'''

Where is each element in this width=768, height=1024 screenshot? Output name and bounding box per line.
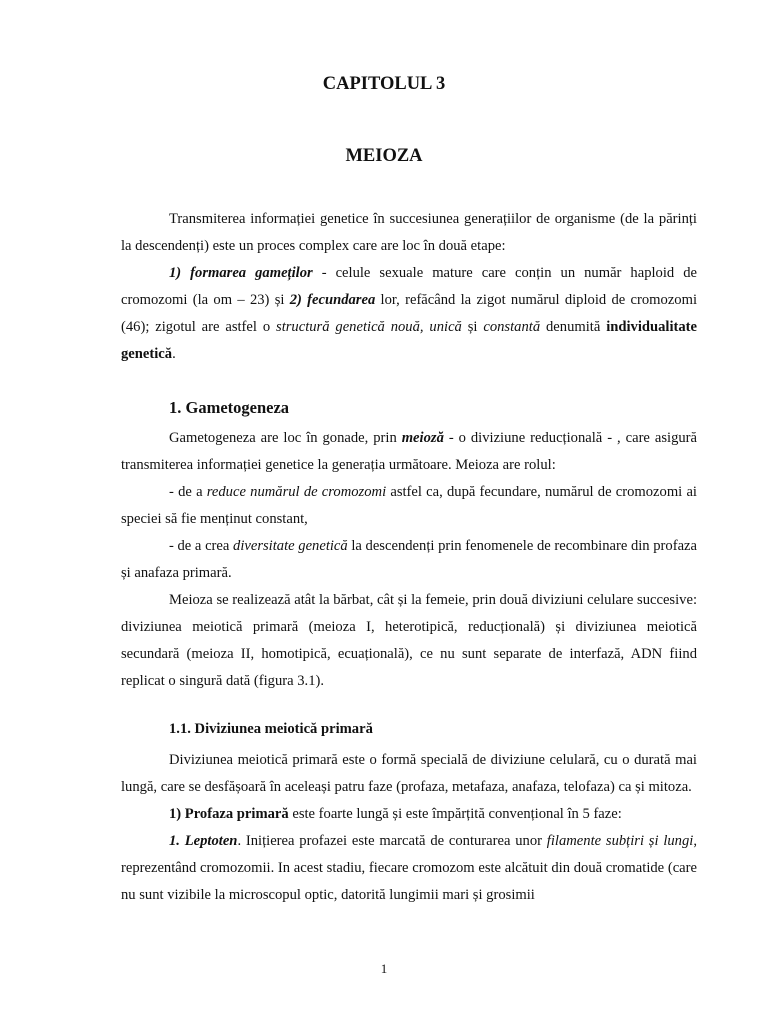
meiosis-paragraph: Meioza se realizează atât la bărbat, cât și la femeie, prin două diviziuni celulare succesive: diviziunea meiotică primară (meioza I, heterotipică, reducțională) și diviziunea meiotică secundară (meioza II, homotipică, ecuațională), ce nu sunt separate de interfază, ADN fiind replicat o singură dată (figura 3.1). <box>121 592 697 689</box>
prophase-paragraph: 1) Profaza primară este foarte lungă și este împărțită convențional în 5 faze: <box>169 806 622 822</box>
meiosis-i-paragraph: Diviziunea meiotică primară este o formă specială de diviziune celulară, cu o durată mai lungă, care se desfășoară în aceleași patru faze (profaza, metafaza, anafaza, telofaza) ca și mitoza. <box>121 752 697 795</box>
page-number: 1 <box>380 961 388 976</box>
role-item-reduce: - de a reduce numărul de cromozomi astfel ca, după fecundare, numărul de cromozomi ai speciei să fie menținut constant, <box>121 484 697 527</box>
meiosis-i-section <box>121 747 697 909</box>
intro-paragraph: Transmiterea informației genetice în succesiunea generațiilor de organisme (de la părinți la descendenți) este un proces complex care are loc în două etape: <box>121 211 697 254</box>
intro-stages-paragraph: 1) formarea gameților - celule sexuale mature care conțin un număr haploid de cromozomi (la om – 23) și 2) fecundarea lor, refăcând la zigot numărul diploid de cromozomi (46); zigotul are astfel o structură genetică nouă, unică și constantă denumită individualitate genetică. <box>121 265 698 362</box>
stage-fertilization: 2) fecundarea <box>289 292 376 308</box>
subsection-heading-meiosis-i: 1.1. Diviziunea meiotică primară <box>169 721 373 737</box>
gametogenesis-section <box>121 425 697 695</box>
leptotene-paragraph: 1. Leptoten. Inițierea profazei este marcată de conturarea unor filamente subțiri și lungi, reprezentând cromozomii. In acest stadiu, fiecare cromozom este alcătuit din două cromatide (care nu sunt vizibile la microscopul optic, datorită lungimii mari și grosimii <box>121 833 697 903</box>
intro-section <box>121 206 697 368</box>
chapter-heading: CAPITOLUL 3 <box>322 74 446 94</box>
stage-gametes: 1) formarea gameților <box>169 265 313 281</box>
term-genetic-individuality: individualitate genetică <box>121 319 698 362</box>
role-item-diversity: - de a crea diversitate genetică la descendenți prin fenomenele de recombinare din profaza și anafaza primară. <box>121 538 697 581</box>
section-heading-gametogenesis: 1. Gametogeneza <box>169 398 290 417</box>
gametogenesis-paragraph: Gametogeneza are loc în gonade, prin meioză - o diviziune reducțională - , care asigură transmiterea informației genetice la generația următoare. Meioza are rolul: <box>121 430 697 473</box>
chapter-title: MEIOZA <box>345 146 423 166</box>
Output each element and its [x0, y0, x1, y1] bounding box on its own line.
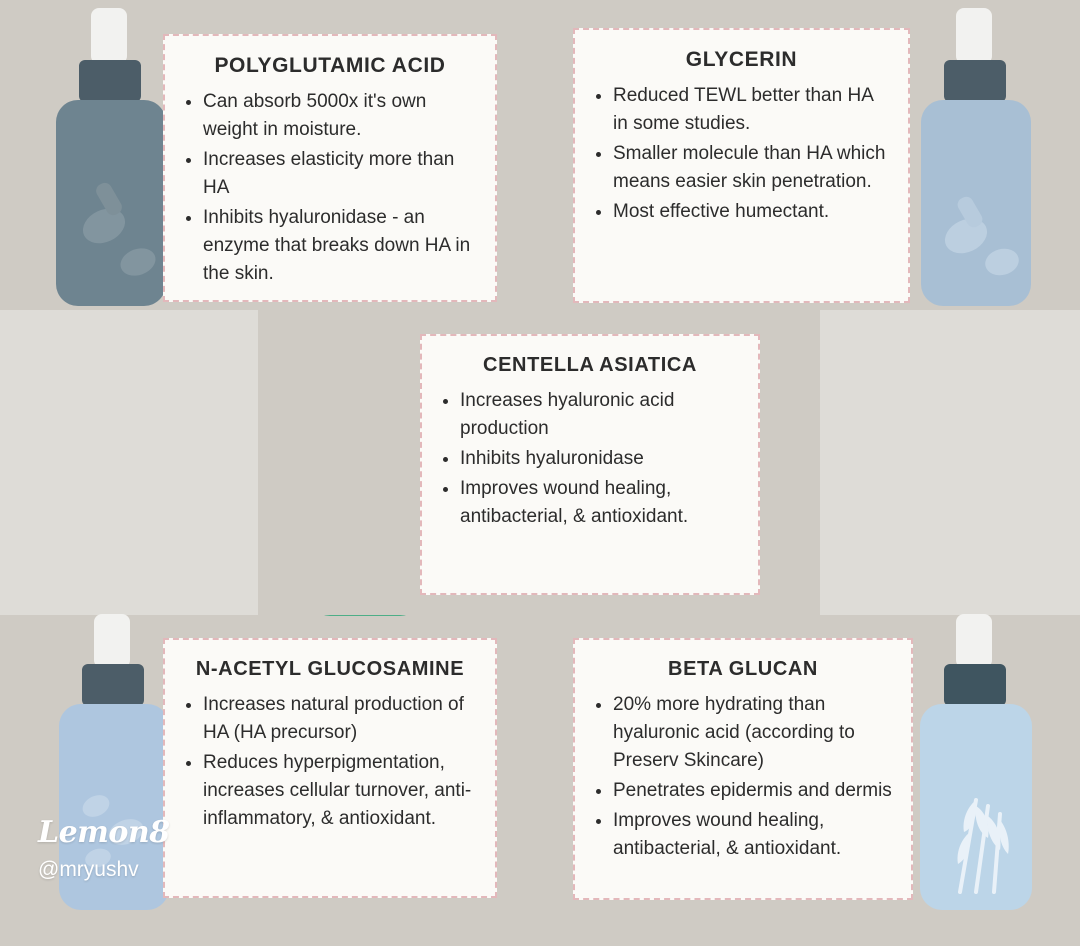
list-item: • Most effective humectant.	[613, 198, 890, 226]
list-item: • Inhibits hyaluronidase - an enzyme that breaks down HA in the skin.	[203, 204, 477, 288]
list-item: • Increases hyaluronic acid production	[460, 387, 740, 443]
background-band-right	[820, 310, 1080, 615]
watermark	[38, 815, 170, 882]
author-handle: @mryushv	[38, 858, 139, 881]
card-bullet-list	[593, 691, 893, 863]
list-item: • Improves wound healing, antibacterial, & antioxidant.	[613, 807, 893, 863]
list-item: • Penetrates epidermis and dermis	[613, 777, 893, 805]
card-bullet-list	[440, 387, 740, 531]
card-bullet-list	[183, 691, 477, 833]
bottle-glycerin-icon	[910, 4, 1040, 310]
lemon8-logo: Lemon8	[38, 815, 170, 850]
card-bullet-list	[593, 82, 890, 226]
list-item: • Improves wound healing, antibacterial, & antioxidant.	[460, 475, 740, 531]
list-item: • Reduces hyperpigmentation, increases cellular turnover, anti-inflammatory, & antioxidant.	[203, 749, 477, 833]
list-item: • Inhibits hyaluronidase	[460, 445, 740, 473]
list-item: • Increases elasticity more than HA	[203, 146, 477, 202]
card-beta-glucan	[573, 638, 913, 900]
card-title: GLYCERIN	[685, 48, 798, 71]
list-item: • Reduced TEWL better than HA in some studies.	[613, 82, 890, 138]
card-title: BETA GLUCAN	[668, 658, 818, 680]
list-item: • Can absorb 5000x it's own weight in moisture.	[203, 88, 477, 144]
card-centella-asiatica	[420, 334, 760, 595]
card-title: CENTELLA ASIATICA	[483, 354, 697, 376]
list-item: • 20% more hydrating than hyaluronic acid (according to Preserv Skincare)	[613, 691, 893, 775]
card-polyglutamic-acid	[163, 34, 497, 302]
card-glycerin	[573, 28, 910, 303]
card-title: N-ACETYL GLUCOSAMINE	[195, 658, 465, 680]
card-title: POLYGLUTAMIC ACID	[214, 54, 446, 77]
background-band-left	[0, 310, 258, 615]
bottle-beta-glucan-icon	[908, 610, 1040, 910]
list-item: • Increases natural production of HA (HA precursor)	[203, 691, 477, 747]
bottle-polyglutamic-icon	[46, 4, 176, 310]
card-bullet-list	[183, 88, 477, 287]
card-n-acetyl-glucosamine	[163, 638, 497, 898]
list-item: • Smaller molecule than HA which means easier skin penetration.	[613, 140, 890, 196]
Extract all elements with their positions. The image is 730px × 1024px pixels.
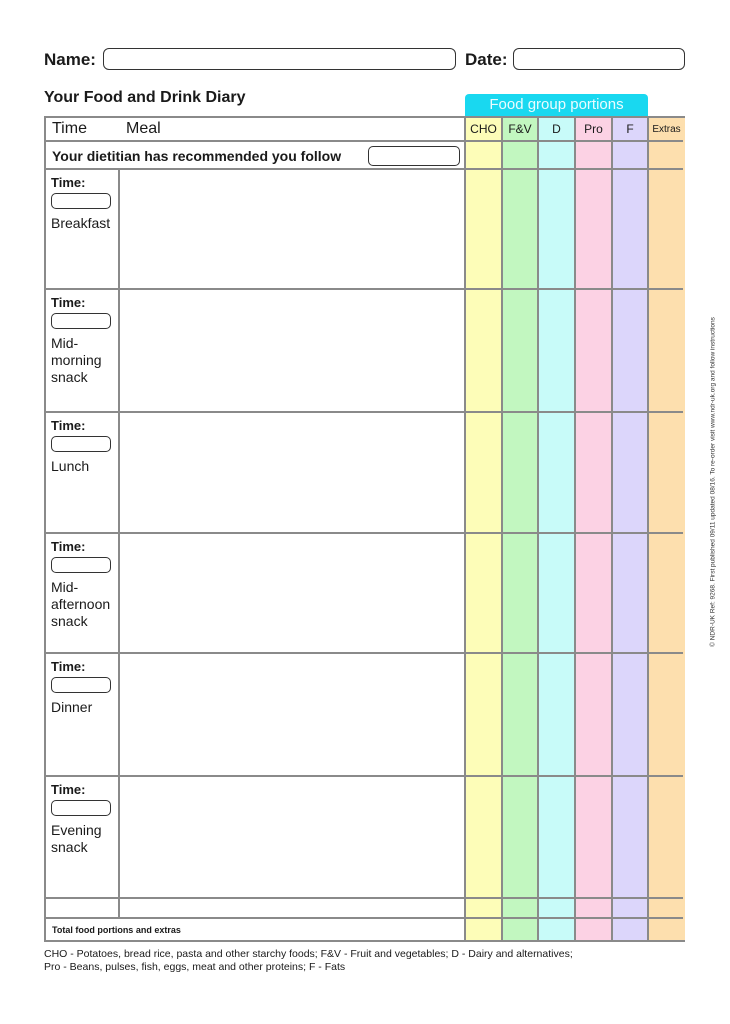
column-divider (501, 118, 503, 940)
column-divider (647, 118, 649, 940)
meal-entry-area[interactable] (121, 655, 463, 776)
row-divider (46, 917, 683, 919)
column-fv-fill[interactable] (502, 118, 538, 940)
row-divider (46, 168, 683, 170)
time-field[interactable] (51, 557, 111, 573)
meal-name: Mid- morning snack (51, 335, 102, 385)
meal-header: Meal (126, 120, 161, 137)
time-field[interactable] (51, 677, 111, 693)
recommend-text: Your dietitian has recommended you follow (52, 148, 342, 164)
footnote-line-2: Pro - Beans, pulses, fish, eggs, meat and other proteins; F - Fats (44, 961, 346, 973)
recommend-field[interactable] (368, 146, 460, 166)
diary-title: Your Food and Drink Diary (44, 89, 246, 106)
column-header-cho: CHO (470, 122, 497, 136)
name-field[interactable] (103, 48, 456, 70)
time-label: Time: (51, 782, 86, 797)
column-header-extras: Extras (652, 124, 681, 135)
meal-name: Evening snack (51, 822, 102, 855)
row-divider (46, 897, 683, 899)
column-pro-fill[interactable] (575, 118, 612, 940)
column-divider (464, 118, 466, 940)
footnote-line-1: CHO - Potatoes, bread rice, pasta and other starchy foods; F&V - Fruit and vegetables; D - Dairy and alternatives; (44, 948, 573, 960)
row-divider (46, 140, 683, 142)
row-divider (46, 411, 683, 413)
column-header-fv: F&V (508, 122, 532, 136)
time-field[interactable] (51, 800, 111, 816)
meal-row-label (46, 653, 119, 776)
column-d-fill[interactable] (538, 118, 575, 940)
column-header-d: D (552, 122, 561, 136)
column-header-f: F (626, 122, 634, 136)
meal-row-label (46, 169, 119, 289)
footnote (44, 948, 704, 974)
time-header: Time (52, 120, 87, 137)
time-field[interactable] (51, 313, 111, 329)
name-label: Name: (44, 50, 96, 69)
time-label: Time: (51, 175, 86, 190)
row-divider (46, 532, 683, 534)
meal-name: Mid- afternoon snack (51, 579, 111, 629)
meal-entry-area[interactable] (121, 414, 463, 533)
meal-row-label (46, 776, 119, 898)
meal-name: Dinner (51, 699, 93, 715)
meal-name: Breakfast (51, 215, 111, 231)
row-divider (46, 652, 683, 654)
time-label: Time: (51, 659, 86, 674)
meal-entry-area[interactable] (121, 778, 463, 898)
column-f-fill[interactable] (612, 118, 648, 940)
meal-entry-area[interactable] (121, 291, 463, 412)
date-label: Date: (465, 50, 508, 69)
column-header-pro: Pro (584, 122, 603, 136)
meal-row-label (46, 533, 119, 653)
time-label: Time: (51, 295, 86, 310)
time-label: Time: (51, 539, 86, 554)
meal-entry-area[interactable] (121, 535, 463, 653)
row-divider (46, 288, 683, 290)
row-divider (46, 775, 683, 777)
food-group-tab: Food group portions (465, 94, 648, 116)
column-divider (118, 169, 120, 918)
time-label: Time: (51, 418, 86, 433)
column-cho-fill[interactable] (465, 118, 502, 940)
column-extras-fill[interactable] (648, 118, 685, 940)
diary-table (44, 116, 685, 942)
meal-row-label (46, 412, 119, 533)
time-field[interactable] (51, 436, 111, 452)
total-label: Total food portions and extras (52, 925, 181, 935)
column-divider (574, 118, 576, 940)
meal-name: Lunch (51, 458, 90, 474)
meal-row-label (46, 289, 119, 412)
meal-entry-area[interactable] (121, 171, 463, 289)
date-field[interactable] (513, 48, 685, 70)
column-divider (537, 118, 539, 940)
column-divider (611, 118, 613, 940)
time-field[interactable] (51, 193, 111, 209)
side-note: © NDR-UK Ref: 9268. First published 09/11 updated 08/16. To re-order visit www.ndr-uk.org and follow instructions (709, 317, 717, 647)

'''

What lines of the material above contain "hyaluronidase"? Return each of them.

◆ SOLVED PROBLEM:
list-item: • Inhibits hyaluronidase - an enzyme that breaks down HA in the skin.	[203, 204, 477, 288]
list-item: • Inhibits hyaluronidase	[460, 445, 740, 473]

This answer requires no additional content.